## Instruction:
Pick out every line with the word "history" and copy it.

───── Material for this task

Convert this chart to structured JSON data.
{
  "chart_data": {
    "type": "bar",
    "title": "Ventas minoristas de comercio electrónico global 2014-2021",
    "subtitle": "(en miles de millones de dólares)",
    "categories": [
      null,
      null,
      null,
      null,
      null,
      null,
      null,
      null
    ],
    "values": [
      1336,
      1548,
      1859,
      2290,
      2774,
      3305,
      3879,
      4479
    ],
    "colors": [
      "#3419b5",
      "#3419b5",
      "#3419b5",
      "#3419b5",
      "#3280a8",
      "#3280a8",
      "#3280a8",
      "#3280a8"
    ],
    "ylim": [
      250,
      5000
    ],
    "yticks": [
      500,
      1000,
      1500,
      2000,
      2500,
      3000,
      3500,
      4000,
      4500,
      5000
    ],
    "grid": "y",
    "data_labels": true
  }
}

──────────
───── Material for this task

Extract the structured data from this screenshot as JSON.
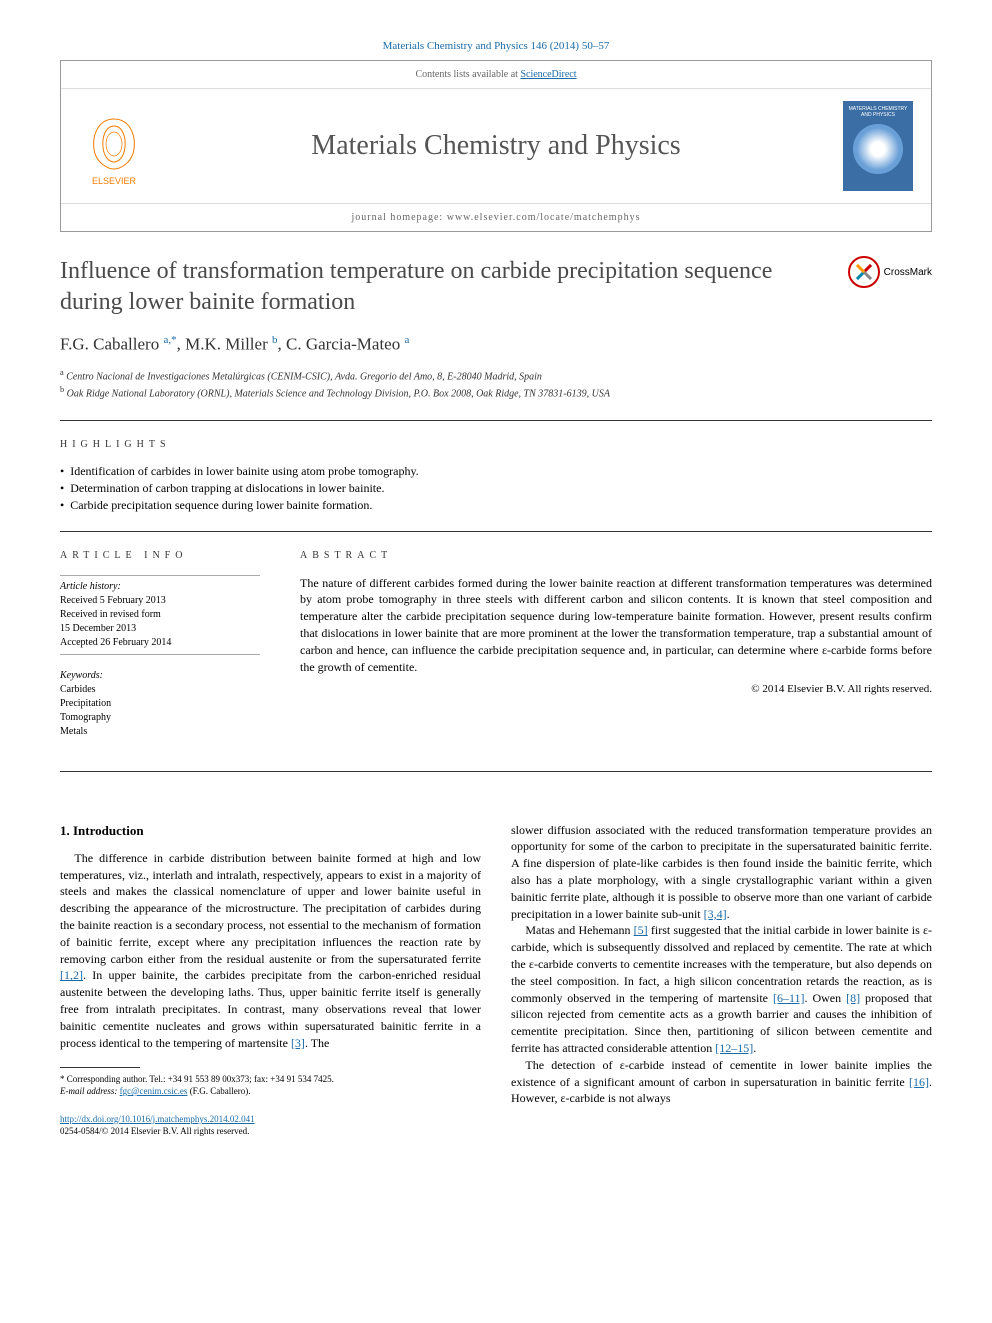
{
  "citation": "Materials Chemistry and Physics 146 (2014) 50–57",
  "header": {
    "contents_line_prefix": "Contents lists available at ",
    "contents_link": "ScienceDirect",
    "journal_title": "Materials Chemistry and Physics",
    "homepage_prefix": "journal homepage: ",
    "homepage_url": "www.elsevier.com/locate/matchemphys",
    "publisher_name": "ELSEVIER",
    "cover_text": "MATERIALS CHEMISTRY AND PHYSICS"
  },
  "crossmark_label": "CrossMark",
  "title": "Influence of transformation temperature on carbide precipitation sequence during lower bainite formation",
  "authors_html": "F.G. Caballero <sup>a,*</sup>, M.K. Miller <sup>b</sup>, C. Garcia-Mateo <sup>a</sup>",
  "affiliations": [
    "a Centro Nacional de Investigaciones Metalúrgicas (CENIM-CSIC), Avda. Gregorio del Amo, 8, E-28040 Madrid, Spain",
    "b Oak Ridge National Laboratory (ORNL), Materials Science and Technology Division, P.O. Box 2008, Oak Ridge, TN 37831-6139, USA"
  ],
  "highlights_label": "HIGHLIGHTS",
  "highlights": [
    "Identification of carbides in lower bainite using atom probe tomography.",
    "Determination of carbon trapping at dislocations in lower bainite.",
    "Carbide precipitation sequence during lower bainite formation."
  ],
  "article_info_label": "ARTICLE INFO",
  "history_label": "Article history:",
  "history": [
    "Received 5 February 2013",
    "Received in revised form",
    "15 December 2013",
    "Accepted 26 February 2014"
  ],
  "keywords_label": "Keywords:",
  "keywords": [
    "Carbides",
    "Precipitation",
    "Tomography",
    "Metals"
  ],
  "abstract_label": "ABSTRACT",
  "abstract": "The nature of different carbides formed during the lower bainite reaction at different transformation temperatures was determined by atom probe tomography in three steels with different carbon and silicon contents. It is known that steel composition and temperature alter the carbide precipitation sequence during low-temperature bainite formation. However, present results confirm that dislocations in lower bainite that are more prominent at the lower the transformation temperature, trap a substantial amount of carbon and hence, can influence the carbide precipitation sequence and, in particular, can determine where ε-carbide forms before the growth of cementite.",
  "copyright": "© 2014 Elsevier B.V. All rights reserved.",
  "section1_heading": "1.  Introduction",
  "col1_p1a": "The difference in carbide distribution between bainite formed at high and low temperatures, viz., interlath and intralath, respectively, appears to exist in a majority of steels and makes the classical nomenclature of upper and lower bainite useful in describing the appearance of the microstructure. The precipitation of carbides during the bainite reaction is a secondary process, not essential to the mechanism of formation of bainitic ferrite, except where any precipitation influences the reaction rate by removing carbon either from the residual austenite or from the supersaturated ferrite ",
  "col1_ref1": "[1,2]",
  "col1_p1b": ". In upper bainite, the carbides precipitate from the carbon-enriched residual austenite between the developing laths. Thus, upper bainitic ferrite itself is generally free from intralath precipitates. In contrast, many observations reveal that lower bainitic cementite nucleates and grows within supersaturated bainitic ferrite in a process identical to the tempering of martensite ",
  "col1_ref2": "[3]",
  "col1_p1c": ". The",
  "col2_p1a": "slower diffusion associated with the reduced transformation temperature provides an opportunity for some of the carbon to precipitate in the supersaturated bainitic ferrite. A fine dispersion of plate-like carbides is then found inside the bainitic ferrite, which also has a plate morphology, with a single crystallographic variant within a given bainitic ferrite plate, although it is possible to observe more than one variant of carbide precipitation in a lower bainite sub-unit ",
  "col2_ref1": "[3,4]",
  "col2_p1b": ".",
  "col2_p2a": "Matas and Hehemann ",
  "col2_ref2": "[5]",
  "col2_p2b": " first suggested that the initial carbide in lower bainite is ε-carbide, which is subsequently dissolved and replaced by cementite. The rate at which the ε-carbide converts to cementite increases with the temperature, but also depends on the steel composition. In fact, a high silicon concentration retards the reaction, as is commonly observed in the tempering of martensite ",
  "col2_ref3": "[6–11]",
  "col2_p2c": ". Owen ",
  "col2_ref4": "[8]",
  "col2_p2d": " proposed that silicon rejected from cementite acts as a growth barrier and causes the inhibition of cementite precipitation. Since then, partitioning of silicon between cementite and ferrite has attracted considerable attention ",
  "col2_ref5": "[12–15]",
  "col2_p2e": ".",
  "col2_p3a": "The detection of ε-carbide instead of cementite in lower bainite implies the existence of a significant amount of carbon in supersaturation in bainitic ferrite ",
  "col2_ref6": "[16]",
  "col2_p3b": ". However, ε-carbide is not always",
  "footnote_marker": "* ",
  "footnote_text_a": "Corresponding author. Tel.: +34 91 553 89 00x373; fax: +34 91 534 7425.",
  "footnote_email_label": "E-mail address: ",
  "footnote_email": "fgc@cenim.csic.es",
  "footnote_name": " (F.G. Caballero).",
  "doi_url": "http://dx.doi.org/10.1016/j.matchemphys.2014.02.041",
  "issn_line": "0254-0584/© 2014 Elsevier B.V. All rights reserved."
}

──────────
───── Material for this task

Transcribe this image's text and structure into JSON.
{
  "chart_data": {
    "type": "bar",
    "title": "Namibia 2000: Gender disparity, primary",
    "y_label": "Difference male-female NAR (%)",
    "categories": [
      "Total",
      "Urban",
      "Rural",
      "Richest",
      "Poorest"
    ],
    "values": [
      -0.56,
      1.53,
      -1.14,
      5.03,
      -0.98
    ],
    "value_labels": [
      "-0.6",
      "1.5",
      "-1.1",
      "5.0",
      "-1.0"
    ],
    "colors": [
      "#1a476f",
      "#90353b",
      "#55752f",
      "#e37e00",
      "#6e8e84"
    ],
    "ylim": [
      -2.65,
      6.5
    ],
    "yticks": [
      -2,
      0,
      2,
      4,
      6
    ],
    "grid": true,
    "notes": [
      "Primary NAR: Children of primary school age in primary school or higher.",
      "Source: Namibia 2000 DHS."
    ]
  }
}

──────────

## Result of this exercise:
  "history_label": "Article history:",
  "history": [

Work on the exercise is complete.